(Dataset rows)
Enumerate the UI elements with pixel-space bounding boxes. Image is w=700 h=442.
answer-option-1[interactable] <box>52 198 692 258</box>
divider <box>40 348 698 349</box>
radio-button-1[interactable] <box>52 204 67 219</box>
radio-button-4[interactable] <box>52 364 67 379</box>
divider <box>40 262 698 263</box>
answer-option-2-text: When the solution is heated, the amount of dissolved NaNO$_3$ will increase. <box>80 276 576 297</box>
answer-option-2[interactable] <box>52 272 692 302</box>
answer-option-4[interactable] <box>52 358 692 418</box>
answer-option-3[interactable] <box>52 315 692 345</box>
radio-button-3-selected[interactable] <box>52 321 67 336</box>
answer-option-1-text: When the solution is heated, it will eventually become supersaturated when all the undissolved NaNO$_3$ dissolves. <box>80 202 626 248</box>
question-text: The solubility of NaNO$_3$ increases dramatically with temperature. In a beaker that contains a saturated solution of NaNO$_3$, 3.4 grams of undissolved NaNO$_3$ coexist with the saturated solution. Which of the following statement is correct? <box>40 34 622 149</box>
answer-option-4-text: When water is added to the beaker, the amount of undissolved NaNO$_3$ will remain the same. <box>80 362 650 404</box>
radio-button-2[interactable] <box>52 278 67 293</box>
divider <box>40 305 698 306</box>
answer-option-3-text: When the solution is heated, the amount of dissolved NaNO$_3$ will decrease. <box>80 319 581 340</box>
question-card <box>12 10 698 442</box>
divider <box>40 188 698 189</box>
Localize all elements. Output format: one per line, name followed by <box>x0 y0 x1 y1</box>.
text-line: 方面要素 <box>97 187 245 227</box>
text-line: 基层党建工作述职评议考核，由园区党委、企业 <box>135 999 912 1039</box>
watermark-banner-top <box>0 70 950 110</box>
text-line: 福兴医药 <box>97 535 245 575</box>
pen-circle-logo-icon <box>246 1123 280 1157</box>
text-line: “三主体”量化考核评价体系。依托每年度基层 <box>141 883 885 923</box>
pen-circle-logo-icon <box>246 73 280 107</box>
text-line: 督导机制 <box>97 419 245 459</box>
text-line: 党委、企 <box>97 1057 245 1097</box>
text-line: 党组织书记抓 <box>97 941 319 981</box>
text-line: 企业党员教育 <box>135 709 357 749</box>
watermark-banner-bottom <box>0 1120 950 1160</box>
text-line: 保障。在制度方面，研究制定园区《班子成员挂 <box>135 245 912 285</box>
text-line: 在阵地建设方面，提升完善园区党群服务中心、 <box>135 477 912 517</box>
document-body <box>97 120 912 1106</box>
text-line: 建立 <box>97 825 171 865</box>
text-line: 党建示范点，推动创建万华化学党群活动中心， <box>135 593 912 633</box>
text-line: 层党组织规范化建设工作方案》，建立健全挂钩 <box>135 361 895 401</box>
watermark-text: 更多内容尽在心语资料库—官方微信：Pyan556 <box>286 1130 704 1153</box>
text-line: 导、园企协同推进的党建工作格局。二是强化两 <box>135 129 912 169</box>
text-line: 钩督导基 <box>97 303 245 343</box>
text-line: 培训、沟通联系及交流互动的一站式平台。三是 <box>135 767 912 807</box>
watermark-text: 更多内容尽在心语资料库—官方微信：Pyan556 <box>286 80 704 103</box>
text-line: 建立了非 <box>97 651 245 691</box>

Stated exercise: Please substitute "separator" for each "divider" in the records above and leave everything else unchanged.

Written answer:
Enumerate the UI elements with pixel-space bounding boxes. Image is w=700 h=442.
answer-option-1[interactable] <box>52 198 692 258</box>
separator <box>40 348 698 349</box>
radio-button-1[interactable] <box>52 204 67 219</box>
radio-button-4[interactable] <box>52 364 67 379</box>
separator <box>40 262 698 263</box>
answer-option-2-text: When the solution is heated, the amount of dissolved NaNO$_3$ will increase. <box>80 276 576 297</box>
answer-option-2[interactable] <box>52 272 692 302</box>
answer-option-4[interactable] <box>52 358 692 418</box>
answer-option-3[interactable] <box>52 315 692 345</box>
radio-button-3-selected[interactable] <box>52 321 67 336</box>
answer-option-1-text: When the solution is heated, it will eventually become supersaturated when all the undissolved NaNO$_3$ dissolves. <box>80 202 626 248</box>
question-text: The solubility of NaNO$_3$ increases dramatically with temperature. In a beaker that contains a saturated solution of NaNO$_3$, 3.4 grams of undissolved NaNO$_3$ coexist with the saturated solution. Which of the following statement is correct? <box>40 34 622 149</box>
answer-option-4-text: When water is added to the beaker, the amount of undissolved NaNO$_3$ will remain the same. <box>80 362 650 404</box>
radio-button-2[interactable] <box>52 278 67 293</box>
separator <box>40 305 698 306</box>
answer-option-3-text: When the solution is heated, the amount of dissolved NaNO$_3$ will decrease. <box>80 319 581 340</box>
question-card <box>12 10 698 442</box>
separator <box>40 188 698 189</box>
Localize all elements. Output format: one per line, name followed by <box>x0 y0 x1 y1</box>.
text-line: 方面要素 <box>97 187 245 227</box>
text-line: 基层党建工作述职评议考核，由园区党委、企业 <box>135 999 912 1039</box>
watermark-banner-top <box>0 70 950 110</box>
text-line: 福兴医药 <box>97 535 245 575</box>
pen-circle-logo-icon <box>246 1123 280 1157</box>
text-line: “三主体”量化考核评价体系。依托每年度基层 <box>141 883 885 923</box>
pen-circle-logo-icon <box>246 73 280 107</box>
text-line: 督导机制 <box>97 419 245 459</box>
text-line: 党委、企 <box>97 1057 245 1097</box>
text-line: 党组织书记抓 <box>97 941 319 981</box>
text-line: 企业党员教育 <box>135 709 357 749</box>
watermark-banner-bottom <box>0 1120 950 1160</box>
text-line: 保障。在制度方面，研究制定园区《班子成员挂 <box>135 245 912 285</box>
text-line: 在阵地建设方面，提升完善园区党群服务中心、 <box>135 477 912 517</box>
document-body <box>97 120 912 1106</box>
text-line: 建立 <box>97 825 171 865</box>
text-line: 党建示范点，推动创建万华化学党群活动中心， <box>135 593 912 633</box>
text-line: 层党组织规范化建设工作方案》，建立健全挂钩 <box>135 361 895 401</box>
watermark-text: 更多内容尽在心语资料库—官方微信：Pyan556 <box>286 1130 704 1153</box>
text-line: 导、园企协同推进的党建工作格局。二是强化两 <box>135 129 912 169</box>
text-line: 钩督导基 <box>97 303 245 343</box>
text-line: 培训、沟通联系及交流互动的一站式平台。三是 <box>135 767 912 807</box>
watermark-text: 更多内容尽在心语资料库—官方微信：Pyan556 <box>286 80 704 103</box>
text-line: 建立了非 <box>97 651 245 691</box>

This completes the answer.